Exercise
Can you give all the records again without altering a single character?

Dataset rows
==*==
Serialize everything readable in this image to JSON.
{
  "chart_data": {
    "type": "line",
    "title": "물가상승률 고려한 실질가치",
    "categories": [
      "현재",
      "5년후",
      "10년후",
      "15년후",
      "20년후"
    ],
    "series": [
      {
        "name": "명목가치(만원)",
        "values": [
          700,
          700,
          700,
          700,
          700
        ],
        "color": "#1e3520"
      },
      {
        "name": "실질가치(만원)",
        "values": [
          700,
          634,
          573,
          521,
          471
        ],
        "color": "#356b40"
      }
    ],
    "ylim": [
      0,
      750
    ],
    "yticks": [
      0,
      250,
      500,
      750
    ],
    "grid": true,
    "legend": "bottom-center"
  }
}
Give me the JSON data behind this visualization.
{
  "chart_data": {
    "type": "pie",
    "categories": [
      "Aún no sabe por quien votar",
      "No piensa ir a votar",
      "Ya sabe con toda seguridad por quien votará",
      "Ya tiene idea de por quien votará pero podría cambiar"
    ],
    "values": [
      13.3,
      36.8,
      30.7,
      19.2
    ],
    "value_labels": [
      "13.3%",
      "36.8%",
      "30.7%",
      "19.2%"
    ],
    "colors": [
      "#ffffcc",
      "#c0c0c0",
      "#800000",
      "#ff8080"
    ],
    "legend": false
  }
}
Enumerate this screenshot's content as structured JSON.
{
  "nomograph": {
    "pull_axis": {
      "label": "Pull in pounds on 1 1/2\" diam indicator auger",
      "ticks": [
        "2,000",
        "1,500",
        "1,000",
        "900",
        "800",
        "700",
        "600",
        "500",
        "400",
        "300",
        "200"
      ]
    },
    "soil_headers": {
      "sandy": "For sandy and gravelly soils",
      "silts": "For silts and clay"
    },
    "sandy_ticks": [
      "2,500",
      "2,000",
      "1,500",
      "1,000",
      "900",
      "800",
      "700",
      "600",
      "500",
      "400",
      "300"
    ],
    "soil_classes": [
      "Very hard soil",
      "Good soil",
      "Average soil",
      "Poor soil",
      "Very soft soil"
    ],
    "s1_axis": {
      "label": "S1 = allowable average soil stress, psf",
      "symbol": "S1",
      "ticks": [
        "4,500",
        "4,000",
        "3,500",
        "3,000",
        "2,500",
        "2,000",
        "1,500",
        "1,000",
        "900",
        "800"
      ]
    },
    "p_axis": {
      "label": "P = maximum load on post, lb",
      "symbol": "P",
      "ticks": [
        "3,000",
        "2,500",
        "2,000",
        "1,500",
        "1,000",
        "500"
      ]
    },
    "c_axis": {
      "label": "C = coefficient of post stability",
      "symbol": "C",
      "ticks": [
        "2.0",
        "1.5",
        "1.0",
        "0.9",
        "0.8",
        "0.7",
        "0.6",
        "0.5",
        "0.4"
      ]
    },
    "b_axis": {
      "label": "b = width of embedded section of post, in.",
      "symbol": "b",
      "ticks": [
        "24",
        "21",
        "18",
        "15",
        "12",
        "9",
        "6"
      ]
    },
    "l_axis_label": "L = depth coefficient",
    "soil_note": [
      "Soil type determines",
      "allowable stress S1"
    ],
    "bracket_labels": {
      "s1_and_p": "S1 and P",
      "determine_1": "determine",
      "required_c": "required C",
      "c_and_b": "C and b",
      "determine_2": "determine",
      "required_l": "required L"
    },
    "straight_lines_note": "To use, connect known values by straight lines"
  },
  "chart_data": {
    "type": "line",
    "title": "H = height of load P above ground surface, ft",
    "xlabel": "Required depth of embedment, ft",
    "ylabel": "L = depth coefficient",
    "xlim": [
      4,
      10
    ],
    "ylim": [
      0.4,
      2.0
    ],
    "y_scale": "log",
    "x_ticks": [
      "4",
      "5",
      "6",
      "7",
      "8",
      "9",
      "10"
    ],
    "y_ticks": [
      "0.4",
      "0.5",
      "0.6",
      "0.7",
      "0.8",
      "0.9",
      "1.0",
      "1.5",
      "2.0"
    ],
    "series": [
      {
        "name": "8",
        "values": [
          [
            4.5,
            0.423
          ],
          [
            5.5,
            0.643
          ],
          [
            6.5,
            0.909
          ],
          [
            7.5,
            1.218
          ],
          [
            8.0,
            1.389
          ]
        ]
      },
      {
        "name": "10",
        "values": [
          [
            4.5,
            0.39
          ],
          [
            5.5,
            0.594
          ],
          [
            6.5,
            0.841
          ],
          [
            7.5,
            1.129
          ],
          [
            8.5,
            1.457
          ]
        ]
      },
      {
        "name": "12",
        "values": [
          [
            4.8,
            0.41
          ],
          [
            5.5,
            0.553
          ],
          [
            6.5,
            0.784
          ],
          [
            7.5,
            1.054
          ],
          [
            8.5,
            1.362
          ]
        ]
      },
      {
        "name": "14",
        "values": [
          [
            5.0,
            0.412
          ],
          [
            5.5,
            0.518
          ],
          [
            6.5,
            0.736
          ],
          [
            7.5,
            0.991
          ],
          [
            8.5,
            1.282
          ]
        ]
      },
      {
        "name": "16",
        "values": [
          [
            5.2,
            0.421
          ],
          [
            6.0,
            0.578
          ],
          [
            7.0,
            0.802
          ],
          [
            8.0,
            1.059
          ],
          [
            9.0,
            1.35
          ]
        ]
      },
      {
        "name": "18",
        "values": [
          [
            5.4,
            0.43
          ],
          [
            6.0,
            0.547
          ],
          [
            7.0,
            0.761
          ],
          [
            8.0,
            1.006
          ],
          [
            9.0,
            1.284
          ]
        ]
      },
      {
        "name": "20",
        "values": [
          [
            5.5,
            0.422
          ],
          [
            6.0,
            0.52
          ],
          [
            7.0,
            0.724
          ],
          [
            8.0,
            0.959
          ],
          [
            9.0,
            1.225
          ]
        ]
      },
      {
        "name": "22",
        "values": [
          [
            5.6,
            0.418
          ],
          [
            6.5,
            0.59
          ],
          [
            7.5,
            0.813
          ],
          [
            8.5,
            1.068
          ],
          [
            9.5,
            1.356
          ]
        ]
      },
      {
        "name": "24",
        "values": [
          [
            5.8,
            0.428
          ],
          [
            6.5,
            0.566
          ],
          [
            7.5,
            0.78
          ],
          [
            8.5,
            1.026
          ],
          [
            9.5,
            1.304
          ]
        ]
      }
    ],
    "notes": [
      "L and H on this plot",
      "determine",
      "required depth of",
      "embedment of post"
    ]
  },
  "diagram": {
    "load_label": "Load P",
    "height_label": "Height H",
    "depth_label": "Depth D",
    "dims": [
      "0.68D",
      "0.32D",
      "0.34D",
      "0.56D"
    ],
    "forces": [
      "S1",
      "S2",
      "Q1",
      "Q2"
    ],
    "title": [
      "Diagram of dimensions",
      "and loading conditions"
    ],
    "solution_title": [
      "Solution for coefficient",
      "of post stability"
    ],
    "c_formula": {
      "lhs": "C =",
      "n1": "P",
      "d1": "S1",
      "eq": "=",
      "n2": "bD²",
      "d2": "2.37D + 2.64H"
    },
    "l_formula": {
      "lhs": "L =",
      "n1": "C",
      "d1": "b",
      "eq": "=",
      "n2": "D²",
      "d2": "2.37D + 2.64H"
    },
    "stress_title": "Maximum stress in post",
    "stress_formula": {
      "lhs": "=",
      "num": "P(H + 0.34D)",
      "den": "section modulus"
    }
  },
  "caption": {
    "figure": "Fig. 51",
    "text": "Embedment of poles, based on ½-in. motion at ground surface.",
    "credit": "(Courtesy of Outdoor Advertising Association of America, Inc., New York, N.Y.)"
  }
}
==*==
Result
Serialize everything readable in this image to JSON.
{
  "chart_data": {
    "type": "line",
    "title": "물가상승률 고려한 실질가치",
    "categories": [
      "현재",
      "5년후",
      "10년후",
      "15년후",
      "20년후"
    ],
    "series": [
      {
        "name": "명목가치(만원)",
        "values": [
          700,
          700,
          700,
          700,
          700
        ],
        "color": "#1e3520"
      },
      {
        "name": "실질가치(만원)",
        "values": [
          700,
          634,
          573,
          521,
          471
        ],
        "color": "#356b40"
      }
    ],
    "ylim": [
      0,
      750
    ],
    "yticks": [
      0,
      250,
      500,
      750
    ],
    "grid": true,
    "legend": "bottom-center"
  }
}
Give me the JSON data behind this visualization.
{
  "chart_data": {
    "type": "pie",
    "categories": [
      "Aún no sabe por quien votar",
      "No piensa ir a votar",
      "Ya sabe con toda seguridad por quien votará",
      "Ya tiene idea de por quien votará pero podría cambiar"
    ],
    "values": [
      13.3,
      36.8,
      30.7,
      19.2
    ],
    "value_labels": [
      "13.3%",
      "36.8%",
      "30.7%",
      "19.2%"
    ],
    "colors": [
      "#ffffcc",
      "#c0c0c0",
      "#800000",
      "#ff8080"
    ],
    "legend": false
  }
}
Enumerate this screenshot's content as structured JSON.
{
  "nomograph": {
    "pull_axis": {
      "label": "Pull in pounds on 1 1/2\" diam indicator auger",
      "ticks": [
        "2,000",
        "1,500",
        "1,000",
        "900",
        "800",
        "700",
        "600",
        "500",
        "400",
        "300",
        "200"
      ]
    },
    "soil_headers": {
      "sandy": "For sandy and gravelly soils",
      "silts": "For silts and clay"
    },
    "sandy_ticks": [
      "2,500",
      "2,000",
      "1,500",
      "1,000",
      "900",
      "800",
      "700",
      "600",
      "500",
      "400",
      "300"
    ],
    "soil_classes": [
      "Very hard soil",
      "Good soil",
      "Average soil",
      "Poor soil",
      "Very soft soil"
    ],
    "s1_axis": {
      "label": "S1 = allowable average soil stress, psf",
      "symbol": "S1",
      "ticks": [
        "4,500",
        "4,000",
        "3,500",
        "3,000",
        "2,500",
        "2,000",
        "1,500",
        "1,000",
        "900",
        "800"
      ]
    },
    "p_axis": {
      "label": "P = maximum load on post, lb",
      "symbol": "P",
      "ticks": [
        "3,000",
        "2,500",
        "2,000",
        "1,500",
        "1,000",
        "500"
      ]
    },
    "c_axis": {
      "label": "C = coefficient of post stability",
      "symbol": "C",
      "ticks": [
        "2.0",
        "1.5",
        "1.0",
        "0.9",
        "0.8",
        "0.7",
        "0.6",
        "0.5",
        "0.4"
      ]
    },
    "b_axis": {
      "label": "b = width of embedded section of post, in.",
      "symbol": "b",
      "ticks": [
        "24",
        "21",
        "18",
        "15",
        "12",
        "9",
        "6"
      ]
    },
    "l_axis_label": "L = depth coefficient",
    "soil_note": [
      "Soil type determines",
      "allowable stress S1"
    ],
    "bracket_labels": {
      "s1_and_p": "S1 and P",
      "determine_1": "determine",
      "required_c": "required C",
      "c_and_b": "C and b",
      "determine_2": "determine",
      "required_l": "required L"
    },
    "straight_lines_note": "To use, connect known values by straight lines"
  },
  "chart_data": {
    "type": "line",
    "title": "H = height of load P above ground surface, ft",
    "xlabel": "Required depth of embedment, ft",
    "ylabel": "L = depth coefficient",
    "xlim": [
      4,
      10
    ],
    "ylim": [
      0.4,
      2.0
    ],
    "y_scale": "log",
    "x_ticks": [
      "4",
      "5",
      "6",
      "7",
      "8",
      "9",
      "10"
    ],
    "y_ticks": [
      "0.4",
      "0.5",
      "0.6",
      "0.7",
      "0.8",
      "0.9",
      "1.0",
      "1.5",
      "2.0"
    ],
    "series": [
      {
        "name": "8",
        "values": [
          [
            4.5,
            0.423
          ],
          [
            5.5,
            0.643
          ],
          [
            6.5,
            0.909
          ],
          [
            7.5,
            1.218
          ],
          [
            8.0,
            1.389
          ]
        ]
      },
      {
        "name": "10",
        "values": [
          [
            4.5,
            0.39
          ],
          [
            5.5,
            0.594
          ],
          [
            6.5,
            0.841
          ],
          [
            7.5,
            1.129
          ],
          [
            8.5,
            1.457
          ]
        ]
      },
      {
        "name": "12",
        "values": [
          [
            4.8,
            0.41
          ],
          [
            5.5,
            0.553
          ],
          [
            6.5,
            0.784
          ],
          [
            7.5,
            1.054
          ],
          [
            8.5,
            1.362
          ]
        ]
      },
      {
        "name": "14",
        "values": [
          [
            5.0,
            0.412
          ],
          [
            5.5,
            0.518
          ],
          [
            6.5,
            0.736
          ],
          [
            7.5,
            0.991
          ],
          [
            8.5,
            1.282
          ]
        ]
      },
      {
        "name": "16",
        "values": [
          [
            5.2,
            0.421
          ],
          [
            6.0,
            0.578
          ],
          [
            7.0,
            0.802
          ],
          [
            8.0,
            1.059
          ],
          [
            9.0,
            1.35
          ]
        ]
      },
      {
        "name": "18",
        "values": [
          [
            5.4,
            0.43
          ],
          [
            6.0,
            0.547
          ],
          [
            7.0,
            0.761
          ],
          [
            8.0,
            1.006
          ],
          [
            9.0,
            1.284
          ]
        ]
      },
      {
        "name": "20",
        "values": [
          [
            5.5,
            0.422
          ],
          [
            6.0,
            0.52
          ],
          [
            7.0,
            0.724
          ],
          [
            8.0,
            0.959
          ],
          [
            9.0,
            1.225
          ]
        ]
      },
      {
        "name": "22",
        "values": [
          [
            5.6,
            0.418
          ],
          [
            6.5,
            0.59
          ],
          [
            7.5,
            0.813
          ],
          [
            8.5,
            1.068
          ],
          [
            9.5,
            1.356
          ]
        ]
      },
      {
        "name": "24",
        "values": [
          [
            5.8,
            0.428
          ],
          [
            6.5,
            0.566
          ],
          [
            7.5,
            0.78
          ],
          [
            8.5,
            1.026
          ],
          [
            9.5,
            1.304
          ]
        ]
      }
    ],
    "notes": [
      "L and H on this plot",
      "determine",
      "required depth of",
      "embedment of post"
    ]
  },
  "diagram": {
    "load_label": "Load P",
    "height_label": "Height H",
    "depth_label": "Depth D",
    "dims": [
      "0.68D",
      "0.32D",
      "0.34D",
      "0.56D"
    ],
    "forces": [
      "S1",
      "S2",
      "Q1",
      "Q2"
    ],
    "title": [
      "Diagram of dimensions",
      "and loading conditions"
    ],
    "solution_title": [
      "Solution for coefficient",
      "of post stability"
    ],
    "c_formula": {
      "lhs": "C =",
      "n1": "P",
      "d1": "S1",
      "eq": "=",
      "n2": "bD²",
      "d2": "2.37D + 2.64H"
    },
    "l_formula": {
      "lhs": "L =",
      "n1": "C",
      "d1": "b",
      "eq": "=",
      "n2": "D²",
      "d2": "2.37D + 2.64H"
    },
    "stress_title": "Maximum stress in post",
    "stress_formula": {
      "lhs": "=",
      "num": "P(H + 0.34D)",
      "den": "section modulus"
    }
  },
  "caption": {
    "figure": "Fig. 51",
    "text": "Embedment of poles, based on ½-in. motion at ground surface.",
    "credit": "(Courtesy of Outdoor Advertising Association of America, Inc., New York, N.Y.)"
  }
}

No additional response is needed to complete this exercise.